Data entries -
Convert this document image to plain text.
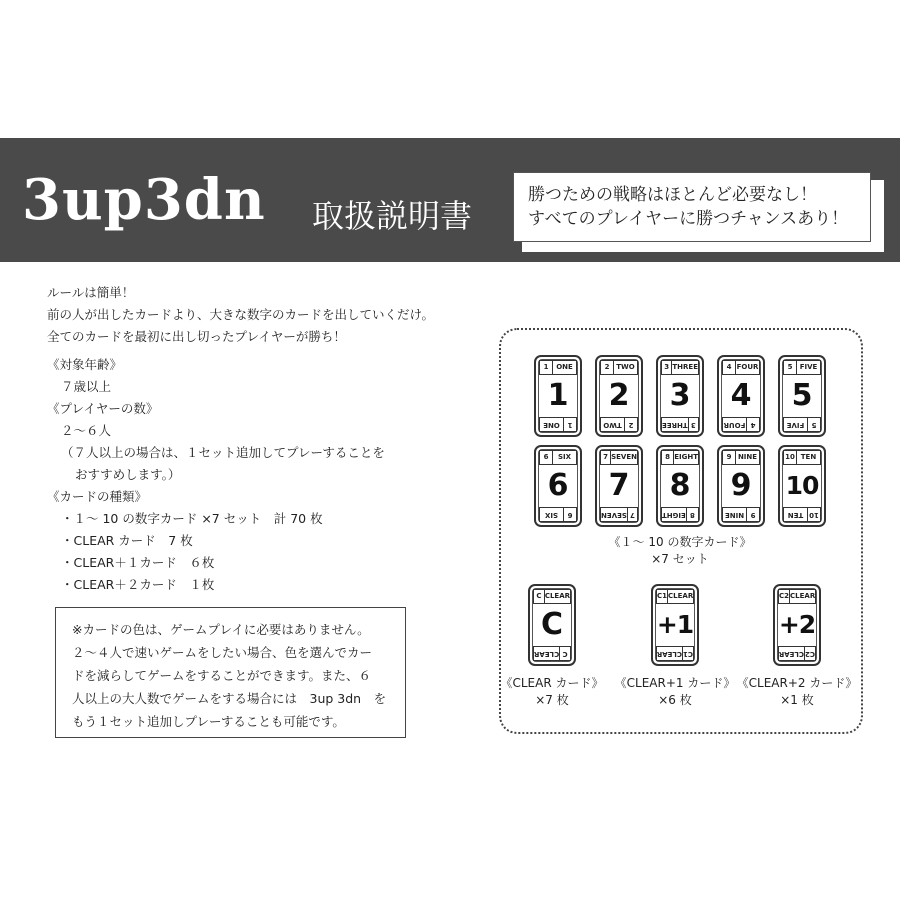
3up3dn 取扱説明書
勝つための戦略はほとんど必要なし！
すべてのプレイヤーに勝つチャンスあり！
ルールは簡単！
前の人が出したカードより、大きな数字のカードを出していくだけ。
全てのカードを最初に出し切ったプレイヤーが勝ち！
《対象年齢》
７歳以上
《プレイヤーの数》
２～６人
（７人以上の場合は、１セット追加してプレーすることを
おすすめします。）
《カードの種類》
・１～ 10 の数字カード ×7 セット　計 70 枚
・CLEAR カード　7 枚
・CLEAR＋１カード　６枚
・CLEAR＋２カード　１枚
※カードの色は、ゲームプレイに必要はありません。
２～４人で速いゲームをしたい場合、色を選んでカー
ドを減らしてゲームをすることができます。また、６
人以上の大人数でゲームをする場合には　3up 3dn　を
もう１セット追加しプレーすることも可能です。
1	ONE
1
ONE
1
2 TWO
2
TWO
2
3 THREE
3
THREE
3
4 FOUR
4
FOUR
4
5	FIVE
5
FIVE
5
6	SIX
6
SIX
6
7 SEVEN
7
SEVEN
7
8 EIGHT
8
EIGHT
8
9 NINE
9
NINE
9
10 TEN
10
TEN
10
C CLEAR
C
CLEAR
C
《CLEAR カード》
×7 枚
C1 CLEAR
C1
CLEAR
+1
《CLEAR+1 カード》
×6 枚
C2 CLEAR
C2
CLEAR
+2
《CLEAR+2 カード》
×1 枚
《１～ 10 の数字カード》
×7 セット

BRIEF -
The records above are to be quoted exactly, with all pictures left out.

RESULT OF THIS TASK -
Convert this document image to plain text.
3up3dn 取扱説明書
勝つための戦略はほとんど必要なし！
すべてのプレイヤーに勝つチャンスあり！
ルールは簡単！
前の人が出したカードより、大きな数字のカードを出していくだけ。
全てのカードを最初に出し切ったプレイヤーが勝ち！
《対象年齢》
７歳以上
《プレイヤーの数》
２～６人
（７人以上の場合は、１セット追加してプレーすることを
おすすめします。）
《カードの種類》
・１～ 10 の数字カード ×7 セット　計 70 枚
・CLEAR カード　7 枚
・CLEAR＋１カード　６枚
・CLEAR＋２カード　１枚
※カードの色は、ゲームプレイに必要はありません。
２～４人で速いゲームをしたい場合、色を選んでカー
ドを減らしてゲームをすることができます。また、６
人以上の大人数でゲームをする場合には　3up 3dn　を
もう１セット追加しプレーすることも可能です。
1	ONE
1
ONE
1
2 TWO
2
TWO
2
3 THREE
3
THREE
3
4 FOUR
4
FOUR
4
5	FIVE
5
FIVE
5
6	SIX
6
SIX
6
7 SEVEN
7
SEVEN
7
8 EIGHT
8
EIGHT
8
9 NINE
9
NINE
9
10 TEN
10
TEN
10
C CLEAR
C
CLEAR
C
《CLEAR カード》
×7 枚
C1 CLEAR
C1
CLEAR
+1
《CLEAR+1 カード》
×6 枚
C2 CLEAR
C2
CLEAR
+2
《CLEAR+2 カード》
×1 枚
《１～ 10 の数字カード》
×7 セット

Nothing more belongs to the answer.